▶ AIM OF THE TASK: Transcribe the records that follow. Keep every word exactly, and drop the pictures.

┌──

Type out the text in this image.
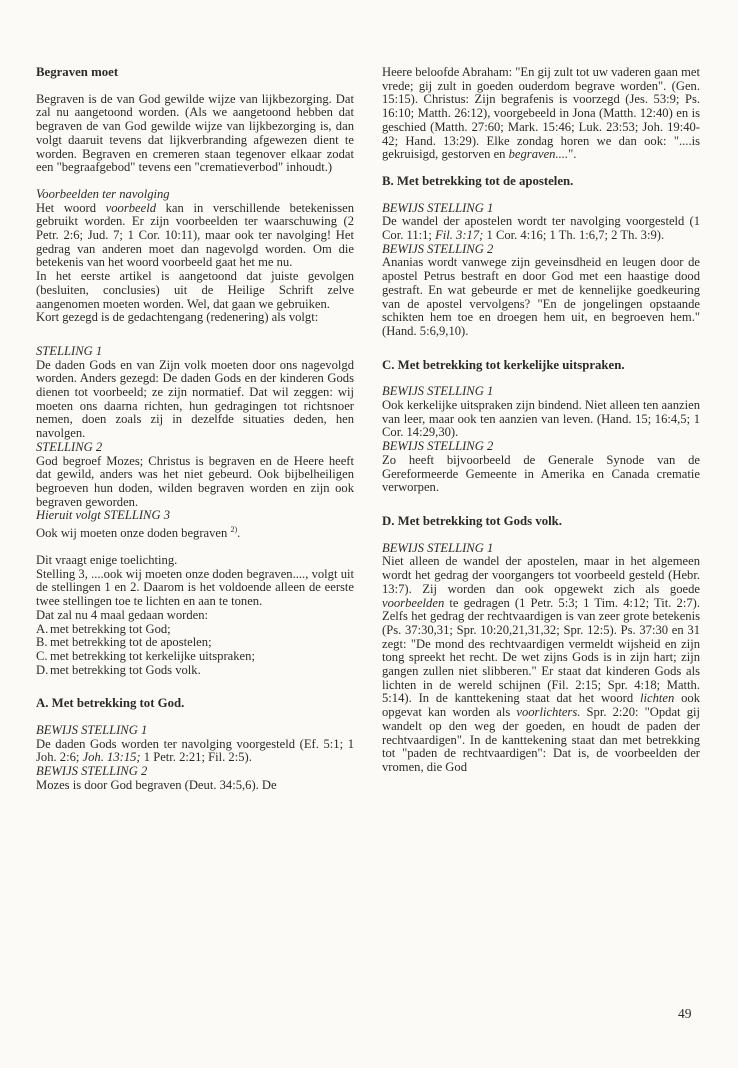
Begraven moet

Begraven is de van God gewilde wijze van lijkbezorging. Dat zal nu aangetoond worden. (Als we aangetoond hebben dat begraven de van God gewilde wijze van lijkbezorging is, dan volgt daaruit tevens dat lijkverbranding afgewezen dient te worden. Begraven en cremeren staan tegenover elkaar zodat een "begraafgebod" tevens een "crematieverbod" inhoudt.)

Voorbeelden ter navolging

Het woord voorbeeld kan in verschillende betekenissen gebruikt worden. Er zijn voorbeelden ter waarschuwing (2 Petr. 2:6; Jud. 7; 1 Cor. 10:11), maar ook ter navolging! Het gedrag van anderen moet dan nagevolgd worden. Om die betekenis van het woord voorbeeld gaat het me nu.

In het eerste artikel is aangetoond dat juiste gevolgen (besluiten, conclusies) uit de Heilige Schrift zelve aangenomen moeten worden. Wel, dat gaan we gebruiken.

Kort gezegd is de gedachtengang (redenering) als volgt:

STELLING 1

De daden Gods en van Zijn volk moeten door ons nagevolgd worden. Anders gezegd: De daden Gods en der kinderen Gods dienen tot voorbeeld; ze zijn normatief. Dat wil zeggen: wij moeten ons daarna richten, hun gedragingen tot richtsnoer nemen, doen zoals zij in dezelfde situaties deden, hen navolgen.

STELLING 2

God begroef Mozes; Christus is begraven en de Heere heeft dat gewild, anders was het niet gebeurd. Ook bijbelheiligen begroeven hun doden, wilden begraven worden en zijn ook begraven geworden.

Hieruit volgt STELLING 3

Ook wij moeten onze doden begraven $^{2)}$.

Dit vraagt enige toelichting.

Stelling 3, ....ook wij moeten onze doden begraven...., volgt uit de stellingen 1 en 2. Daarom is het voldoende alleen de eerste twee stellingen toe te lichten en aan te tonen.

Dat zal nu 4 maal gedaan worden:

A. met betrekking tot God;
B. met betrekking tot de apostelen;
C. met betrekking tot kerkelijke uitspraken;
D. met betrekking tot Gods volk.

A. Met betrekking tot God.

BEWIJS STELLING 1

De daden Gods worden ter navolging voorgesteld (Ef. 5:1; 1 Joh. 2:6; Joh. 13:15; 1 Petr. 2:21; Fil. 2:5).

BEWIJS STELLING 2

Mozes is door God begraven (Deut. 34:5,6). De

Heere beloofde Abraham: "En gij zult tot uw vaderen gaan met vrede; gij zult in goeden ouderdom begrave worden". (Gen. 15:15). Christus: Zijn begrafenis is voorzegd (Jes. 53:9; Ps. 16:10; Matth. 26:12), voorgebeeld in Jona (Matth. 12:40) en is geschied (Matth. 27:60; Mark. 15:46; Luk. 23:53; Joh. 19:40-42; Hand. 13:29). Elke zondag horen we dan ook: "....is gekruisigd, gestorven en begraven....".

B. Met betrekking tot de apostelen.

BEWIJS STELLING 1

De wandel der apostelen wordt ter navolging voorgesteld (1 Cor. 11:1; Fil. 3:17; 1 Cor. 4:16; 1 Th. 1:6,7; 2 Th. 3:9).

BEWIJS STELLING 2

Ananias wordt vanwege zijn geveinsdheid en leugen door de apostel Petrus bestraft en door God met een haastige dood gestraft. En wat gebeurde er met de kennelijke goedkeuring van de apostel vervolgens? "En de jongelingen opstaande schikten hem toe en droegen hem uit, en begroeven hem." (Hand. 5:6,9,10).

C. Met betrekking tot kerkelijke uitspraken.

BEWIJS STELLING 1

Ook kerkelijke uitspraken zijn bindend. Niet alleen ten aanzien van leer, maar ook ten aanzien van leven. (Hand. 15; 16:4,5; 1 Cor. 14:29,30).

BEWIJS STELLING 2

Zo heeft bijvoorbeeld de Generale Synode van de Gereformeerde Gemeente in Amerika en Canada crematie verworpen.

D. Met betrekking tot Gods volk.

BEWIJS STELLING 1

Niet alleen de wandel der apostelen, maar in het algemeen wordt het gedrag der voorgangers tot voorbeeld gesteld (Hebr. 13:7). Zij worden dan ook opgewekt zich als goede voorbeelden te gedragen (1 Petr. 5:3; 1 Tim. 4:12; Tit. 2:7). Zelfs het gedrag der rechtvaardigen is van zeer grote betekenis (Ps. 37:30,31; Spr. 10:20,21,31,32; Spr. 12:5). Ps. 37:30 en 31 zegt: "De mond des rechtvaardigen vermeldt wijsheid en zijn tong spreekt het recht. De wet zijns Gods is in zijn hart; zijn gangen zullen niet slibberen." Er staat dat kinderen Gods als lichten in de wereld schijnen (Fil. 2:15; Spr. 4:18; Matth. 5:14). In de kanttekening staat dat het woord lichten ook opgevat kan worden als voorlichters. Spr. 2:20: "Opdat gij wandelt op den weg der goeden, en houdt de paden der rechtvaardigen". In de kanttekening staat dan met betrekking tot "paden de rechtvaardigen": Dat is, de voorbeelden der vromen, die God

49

└──

▶ YOUR RESPONSE:
Type out the text in this image.
Begraven moet

Begraven is de van God gewilde wijze van lijkbezorging. Dat zal nu aangetoond worden. (Als we aangetoond hebben dat begraven de van God gewilde wijze van lijkbezorging is, dan volgt daaruit tevens dat lijkverbranding afgewezen dient te worden. Begraven en cremeren staan tegenover elkaar zodat een "begraafgebod" tevens een "crematieverbod" inhoudt.)

Voorbeelden ter navolging

Het woord voorbeeld kan in verschillende betekenissen gebruikt worden. Er zijn voorbeelden ter waarschuwing (2 Petr. 2:6; Jud. 7; 1 Cor. 10:11), maar ook ter navolging! Het gedrag van anderen moet dan nagevolgd worden. Om die betekenis van het woord voorbeeld gaat het me nu.

In het eerste artikel is aangetoond dat juiste gevolgen (besluiten, conclusies) uit de Heilige Schrift zelve aangenomen moeten worden. Wel, dat gaan we gebruiken.

Kort gezegd is de gedachtengang (redenering) als volgt:

STELLING 1

De daden Gods en van Zijn volk moeten door ons nagevolgd worden. Anders gezegd: De daden Gods en der kinderen Gods dienen tot voorbeeld; ze zijn normatief. Dat wil zeggen: wij moeten ons daarna richten, hun gedragingen tot richtsnoer nemen, doen zoals zij in dezelfde situaties deden, hen navolgen.

STELLING 2

God begroef Mozes; Christus is begraven en de Heere heeft dat gewild, anders was het niet gebeurd. Ook bijbelheiligen begroeven hun doden, wilden begraven worden en zijn ook begraven geworden.

Hieruit volgt STELLING 3

Ook wij moeten onze doden begraven $^{2)}$.

Dit vraagt enige toelichting.

Stelling 3, ....ook wij moeten onze doden begraven...., volgt uit de stellingen 1 en 2. Daarom is het voldoende alleen de eerste twee stellingen toe te lichten en aan te tonen.

Dat zal nu 4 maal gedaan worden:

A. met betrekking tot God;
B. met betrekking tot de apostelen;
C. met betrekking tot kerkelijke uitspraken;
D. met betrekking tot Gods volk.

A. Met betrekking tot God.

BEWIJS STELLING 1

De daden Gods worden ter navolging voorgesteld (Ef. 5:1; 1 Joh. 2:6; Joh. 13:15; 1 Petr. 2:21; Fil. 2:5).

BEWIJS STELLING 2

Mozes is door God begraven (Deut. 34:5,6). De

Heere beloofde Abraham: "En gij zult tot uw vaderen gaan met vrede; gij zult in goeden ouderdom begrave worden". (Gen. 15:15). Christus: Zijn begrafenis is voorzegd (Jes. 53:9; Ps. 16:10; Matth. 26:12), voorgebeeld in Jona (Matth. 12:40) en is geschied (Matth. 27:60; Mark. 15:46; Luk. 23:53; Joh. 19:40-42; Hand. 13:29). Elke zondag horen we dan ook: "....is gekruisigd, gestorven en begraven....".

B. Met betrekking tot de apostelen.

BEWIJS STELLING 1

De wandel der apostelen wordt ter navolging voorgesteld (1 Cor. 11:1; Fil. 3:17; 1 Cor. 4:16; 1 Th. 1:6,7; 2 Th. 3:9).

BEWIJS STELLING 2

Ananias wordt vanwege zijn geveinsdheid en leugen door de apostel Petrus bestraft en door God met een haastige dood gestraft. En wat gebeurde er met de kennelijke goedkeuring van de apostel vervolgens? "En de jongelingen opstaande schikten hem toe en droegen hem uit, en begroeven hem." (Hand. 5:6,9,10).

C. Met betrekking tot kerkelijke uitspraken.

BEWIJS STELLING 1

Ook kerkelijke uitspraken zijn bindend. Niet alleen ten aanzien van leer, maar ook ten aanzien van leven. (Hand. 15; 16:4,5; 1 Cor. 14:29,30).

BEWIJS STELLING 2

Zo heeft bijvoorbeeld de Generale Synode van de Gereformeerde Gemeente in Amerika en Canada crematie verworpen.

D. Met betrekking tot Gods volk.

BEWIJS STELLING 1

Niet alleen de wandel der apostelen, maar in het algemeen wordt het gedrag der voorgangers tot voorbeeld gesteld (Hebr. 13:7). Zij worden dan ook opgewekt zich als goede voorbeelden te gedragen (1 Petr. 5:3; 1 Tim. 4:12; Tit. 2:7). Zelfs het gedrag der rechtvaardigen is van zeer grote betekenis (Ps. 37:30,31; Spr. 10:20,21,31,32; Spr. 12:5). Ps. 37:30 en 31 zegt: "De mond des rechtvaardigen vermeldt wijsheid en zijn tong spreekt het recht. De wet zijns Gods is in zijn hart; zijn gangen zullen niet slibberen." Er staat dat kinderen Gods als lichten in de wereld schijnen (Fil. 2:15; Spr. 4:18; Matth. 5:14). In de kanttekening staat dat het woord lichten ook opgevat kan worden als voorlichters. Spr. 2:20: "Opdat gij wandelt op den weg der goeden, en houdt de paden der rechtvaardigen". In de kanttekening staat dan met betrekking tot "paden de rechtvaardigen": Dat is, de voorbeelden der vromen, die God

49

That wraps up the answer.